Exercise prompt:
Go through the listing and set it down exactly, leaving out its pictures.

Data for processing:
------------------------------------------------
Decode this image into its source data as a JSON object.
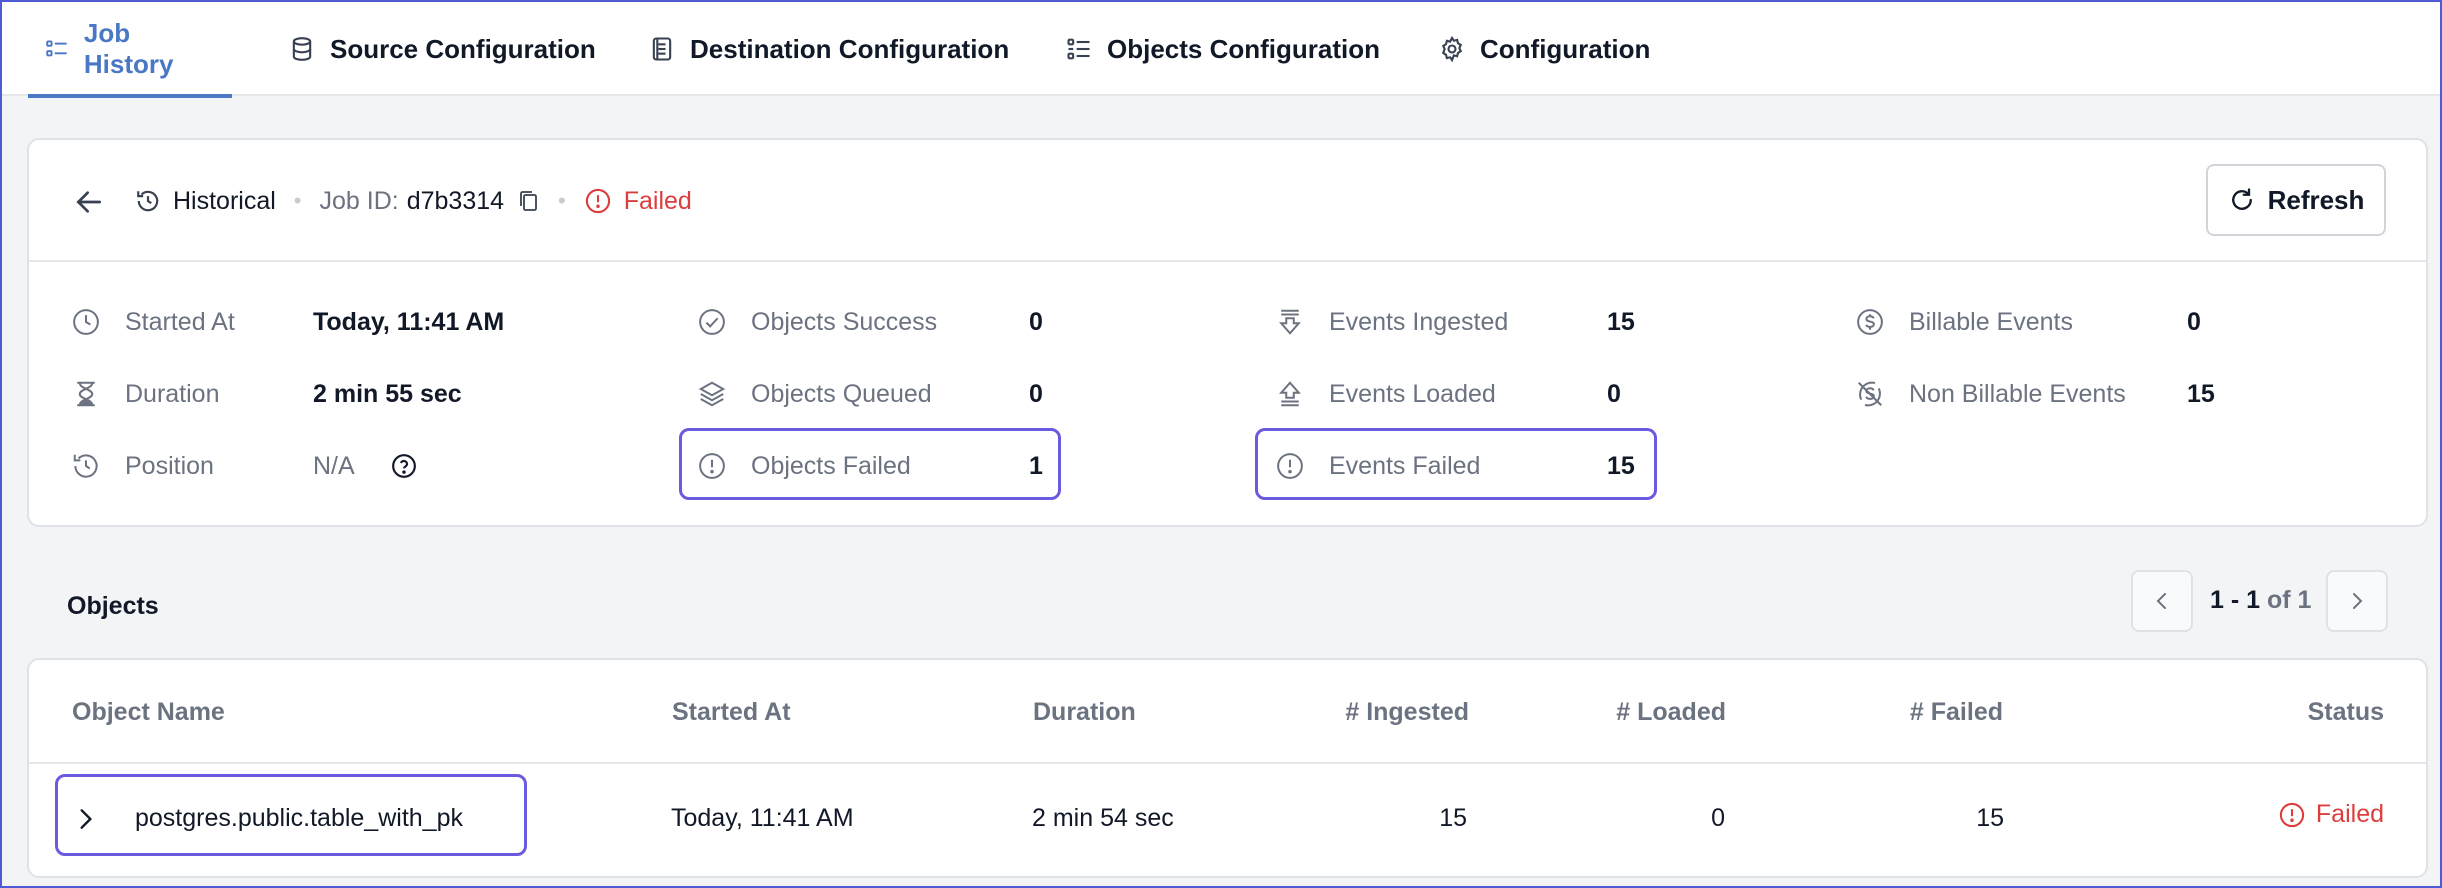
{
  "tabs": [
    {
      "label": "Job History",
      "icon": "list-icon",
      "active": true
    },
    {
      "label": "Source Configuration",
      "icon": "database-icon"
    },
    {
      "label": "Destination Configuration",
      "icon": "clipboard-icon"
    },
    {
      "label": "Objects Configuration",
      "icon": "list-icon"
    },
    {
      "label": "Configuration",
      "icon": "gear-icon"
    }
  ],
  "job": {
    "mode": "Historical",
    "job_id_label": "Job ID:",
    "job_id": "d7b3314",
    "status": "Failed",
    "refresh_label": "Refresh"
  },
  "stats": {
    "started_at": {
      "label": "Started At",
      "value": "Today, 11:41 AM"
    },
    "duration": {
      "label": "Duration",
      "value": "2 min 55 sec"
    },
    "position": {
      "label": "Position",
      "value": "N/A"
    },
    "objects_success": {
      "label": "Objects Success",
      "value": "0"
    },
    "objects_queued": {
      "label": "Objects Queued",
      "value": "0"
    },
    "objects_failed": {
      "label": "Objects Failed",
      "value": "1"
    },
    "events_ingested": {
      "label": "Events Ingested",
      "value": "15"
    },
    "events_loaded": {
      "label": "Events Loaded",
      "value": "0"
    },
    "events_failed": {
      "label": "Events Failed",
      "value": "15"
    },
    "billable_events": {
      "label": "Billable Events",
      "value": "0"
    },
    "non_billable_events": {
      "label": "Non Billable Events",
      "value": "15"
    }
  },
  "objects": {
    "title": "Objects",
    "pager": {
      "range": "1 - 1",
      "of_label": "of 1"
    },
    "columns": [
      "Object Name",
      "Started At",
      "Duration",
      "# Ingested",
      "# Loaded",
      "# Failed",
      "Status"
    ],
    "rows": [
      {
        "name": "postgres.public.table_with_pk",
        "started_at": "Today, 11:41 AM",
        "duration": "2 min 54 sec",
        "ingested": "15",
        "loaded": "0",
        "failed": "15",
        "status": "Failed"
      }
    ]
  },
  "colors": {
    "accent": "#4a78c4",
    "error": "#dc3d3d",
    "highlight": "#6a5ae0"
  }
}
------------------------------------------------
Solution to this task:
Decode this image into its source data as a JSON object.
{
  "tabs": [
    {
      "label": "Job History",
      "icon": "list-icon",
      "active": true
    },
    {
      "label": "Source Configuration",
      "icon": "database-icon"
    },
    {
      "label": "Destination Configuration",
      "icon": "clipboard-icon"
    },
    {
      "label": "Objects Configuration",
      "icon": "list-icon"
    },
    {
      "label": "Configuration",
      "icon": "gear-icon"
    }
  ],
  "job": {
    "mode": "Historical",
    "job_id_label": "Job ID:",
    "job_id": "d7b3314",
    "status": "Failed",
    "refresh_label": "Refresh"
  },
  "stats": {
    "started_at": {
      "label": "Started At",
      "value": "Today, 11:41 AM"
    },
    "duration": {
      "label": "Duration",
      "value": "2 min 55 sec"
    },
    "position": {
      "label": "Position",
      "value": "N/A"
    },
    "objects_success": {
      "label": "Objects Success",
      "value": "0"
    },
    "objects_queued": {
      "label": "Objects Queued",
      "value": "0"
    },
    "objects_failed": {
      "label": "Objects Failed",
      "value": "1"
    },
    "events_ingested": {
      "label": "Events Ingested",
      "value": "15"
    },
    "events_loaded": {
      "label": "Events Loaded",
      "value": "0"
    },
    "events_failed": {
      "label": "Events Failed",
      "value": "15"
    },
    "billable_events": {
      "label": "Billable Events",
      "value": "0"
    },
    "non_billable_events": {
      "label": "Non Billable Events",
      "value": "15"
    }
  },
  "objects": {
    "title": "Objects",
    "pager": {
      "range": "1 - 1",
      "of_label": "of 1"
    },
    "columns": [
      "Object Name",
      "Started At",
      "Duration",
      "# Ingested",
      "# Loaded",
      "# Failed",
      "Status"
    ],
    "rows": [
      {
        "name": "postgres.public.table_with_pk",
        "started_at": "Today, 11:41 AM",
        "duration": "2 min 54 sec",
        "ingested": "15",
        "loaded": "0",
        "failed": "15",
        "status": "Failed"
      }
    ]
  },
  "colors": {
    "accent": "#4a78c4",
    "error": "#dc3d3d",
    "highlight": "#6a5ae0"
  }
}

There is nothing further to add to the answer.